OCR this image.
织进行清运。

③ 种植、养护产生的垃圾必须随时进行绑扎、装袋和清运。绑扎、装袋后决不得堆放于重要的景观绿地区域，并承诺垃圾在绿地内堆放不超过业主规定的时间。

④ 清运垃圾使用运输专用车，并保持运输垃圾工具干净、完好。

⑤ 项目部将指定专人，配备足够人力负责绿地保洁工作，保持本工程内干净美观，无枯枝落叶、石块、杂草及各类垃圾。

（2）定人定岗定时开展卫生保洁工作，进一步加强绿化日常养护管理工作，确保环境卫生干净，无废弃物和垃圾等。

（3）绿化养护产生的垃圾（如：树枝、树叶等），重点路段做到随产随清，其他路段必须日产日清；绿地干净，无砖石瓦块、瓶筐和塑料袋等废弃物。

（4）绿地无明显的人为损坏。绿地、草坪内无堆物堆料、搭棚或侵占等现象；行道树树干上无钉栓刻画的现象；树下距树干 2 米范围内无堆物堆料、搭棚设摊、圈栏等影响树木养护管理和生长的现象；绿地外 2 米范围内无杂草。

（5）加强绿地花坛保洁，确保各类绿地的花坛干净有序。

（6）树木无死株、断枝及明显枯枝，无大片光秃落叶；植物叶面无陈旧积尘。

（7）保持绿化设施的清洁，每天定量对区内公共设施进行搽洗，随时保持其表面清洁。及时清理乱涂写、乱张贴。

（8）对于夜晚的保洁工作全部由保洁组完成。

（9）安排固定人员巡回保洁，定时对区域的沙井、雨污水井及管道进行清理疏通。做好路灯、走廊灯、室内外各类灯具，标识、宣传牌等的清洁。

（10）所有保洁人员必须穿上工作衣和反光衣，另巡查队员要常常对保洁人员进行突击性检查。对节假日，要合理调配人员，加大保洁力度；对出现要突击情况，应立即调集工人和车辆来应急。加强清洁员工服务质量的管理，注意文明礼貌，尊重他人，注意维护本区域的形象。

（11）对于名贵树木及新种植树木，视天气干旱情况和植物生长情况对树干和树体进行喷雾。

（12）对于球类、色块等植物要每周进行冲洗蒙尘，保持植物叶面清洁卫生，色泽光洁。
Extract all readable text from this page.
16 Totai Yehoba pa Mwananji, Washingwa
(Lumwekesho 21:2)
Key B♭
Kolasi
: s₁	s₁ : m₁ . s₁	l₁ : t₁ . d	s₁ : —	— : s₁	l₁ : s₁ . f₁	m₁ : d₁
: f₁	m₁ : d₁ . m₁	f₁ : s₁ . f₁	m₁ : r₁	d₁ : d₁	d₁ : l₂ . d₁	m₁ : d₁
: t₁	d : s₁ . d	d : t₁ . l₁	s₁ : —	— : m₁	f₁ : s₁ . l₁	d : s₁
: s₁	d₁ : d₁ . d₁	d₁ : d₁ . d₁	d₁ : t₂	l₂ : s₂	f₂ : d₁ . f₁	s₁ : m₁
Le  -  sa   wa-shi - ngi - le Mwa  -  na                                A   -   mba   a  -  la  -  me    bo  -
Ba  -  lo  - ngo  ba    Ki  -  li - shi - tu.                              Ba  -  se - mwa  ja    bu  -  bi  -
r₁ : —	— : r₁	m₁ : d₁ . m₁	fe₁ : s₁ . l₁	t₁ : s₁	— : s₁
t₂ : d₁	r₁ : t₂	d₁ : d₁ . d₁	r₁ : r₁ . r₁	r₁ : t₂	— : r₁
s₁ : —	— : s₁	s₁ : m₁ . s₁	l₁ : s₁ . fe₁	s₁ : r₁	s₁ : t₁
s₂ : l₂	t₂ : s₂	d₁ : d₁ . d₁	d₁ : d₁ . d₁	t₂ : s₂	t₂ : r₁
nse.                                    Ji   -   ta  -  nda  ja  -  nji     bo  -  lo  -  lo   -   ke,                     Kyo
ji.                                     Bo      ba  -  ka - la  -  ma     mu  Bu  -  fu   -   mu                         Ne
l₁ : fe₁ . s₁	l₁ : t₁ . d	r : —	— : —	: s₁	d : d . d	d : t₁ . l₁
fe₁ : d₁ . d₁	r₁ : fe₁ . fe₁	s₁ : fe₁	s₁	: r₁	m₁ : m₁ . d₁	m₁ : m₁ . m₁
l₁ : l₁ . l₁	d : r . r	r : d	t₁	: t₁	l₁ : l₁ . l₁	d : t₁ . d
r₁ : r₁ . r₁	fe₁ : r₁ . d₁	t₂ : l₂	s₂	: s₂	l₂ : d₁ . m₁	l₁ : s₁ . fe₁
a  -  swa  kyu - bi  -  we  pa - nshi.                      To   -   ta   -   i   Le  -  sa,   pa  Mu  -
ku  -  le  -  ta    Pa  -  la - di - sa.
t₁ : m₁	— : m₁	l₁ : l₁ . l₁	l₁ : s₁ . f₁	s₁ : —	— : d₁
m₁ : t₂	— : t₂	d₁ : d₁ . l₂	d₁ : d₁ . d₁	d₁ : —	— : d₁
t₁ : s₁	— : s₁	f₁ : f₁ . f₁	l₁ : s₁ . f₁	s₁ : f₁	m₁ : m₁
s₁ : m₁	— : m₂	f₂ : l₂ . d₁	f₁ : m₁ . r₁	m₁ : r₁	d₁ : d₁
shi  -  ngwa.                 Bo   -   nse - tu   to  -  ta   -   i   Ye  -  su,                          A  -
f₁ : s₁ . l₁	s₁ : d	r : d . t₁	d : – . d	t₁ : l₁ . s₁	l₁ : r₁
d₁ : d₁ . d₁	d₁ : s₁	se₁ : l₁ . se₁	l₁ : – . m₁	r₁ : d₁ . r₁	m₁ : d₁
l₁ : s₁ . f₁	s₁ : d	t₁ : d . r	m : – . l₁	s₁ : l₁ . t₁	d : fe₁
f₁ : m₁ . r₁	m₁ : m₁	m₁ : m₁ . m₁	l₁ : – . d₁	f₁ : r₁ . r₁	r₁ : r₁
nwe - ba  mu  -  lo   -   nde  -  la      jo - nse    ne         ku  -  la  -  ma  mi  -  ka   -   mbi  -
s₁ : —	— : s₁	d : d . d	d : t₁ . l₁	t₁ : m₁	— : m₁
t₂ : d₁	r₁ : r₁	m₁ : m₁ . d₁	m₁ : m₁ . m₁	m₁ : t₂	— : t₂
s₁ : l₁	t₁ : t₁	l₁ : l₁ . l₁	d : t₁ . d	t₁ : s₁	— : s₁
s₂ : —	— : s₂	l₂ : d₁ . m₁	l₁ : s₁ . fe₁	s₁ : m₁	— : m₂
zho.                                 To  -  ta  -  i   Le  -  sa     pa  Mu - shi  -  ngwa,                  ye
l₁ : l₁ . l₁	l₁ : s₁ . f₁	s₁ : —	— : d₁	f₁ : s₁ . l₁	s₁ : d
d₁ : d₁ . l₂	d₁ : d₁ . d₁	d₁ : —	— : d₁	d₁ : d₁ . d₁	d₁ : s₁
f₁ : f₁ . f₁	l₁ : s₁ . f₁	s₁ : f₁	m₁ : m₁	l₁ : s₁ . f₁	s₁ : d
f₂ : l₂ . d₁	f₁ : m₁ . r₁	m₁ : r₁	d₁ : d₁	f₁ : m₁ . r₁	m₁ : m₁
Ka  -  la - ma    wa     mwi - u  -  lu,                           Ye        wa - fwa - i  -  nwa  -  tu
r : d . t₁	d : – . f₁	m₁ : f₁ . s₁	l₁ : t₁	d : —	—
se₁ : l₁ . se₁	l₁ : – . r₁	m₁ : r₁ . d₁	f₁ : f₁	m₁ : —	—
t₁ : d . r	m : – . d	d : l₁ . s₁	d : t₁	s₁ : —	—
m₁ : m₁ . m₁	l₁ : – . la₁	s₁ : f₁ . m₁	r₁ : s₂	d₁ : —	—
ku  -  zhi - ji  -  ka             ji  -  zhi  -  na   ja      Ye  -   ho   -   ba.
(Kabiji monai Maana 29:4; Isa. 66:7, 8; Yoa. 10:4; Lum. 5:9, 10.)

● Stated task
From the listing, copy each line containing the word "this".

● Completed exercise
OCR this image.
Extract all readable text from this page.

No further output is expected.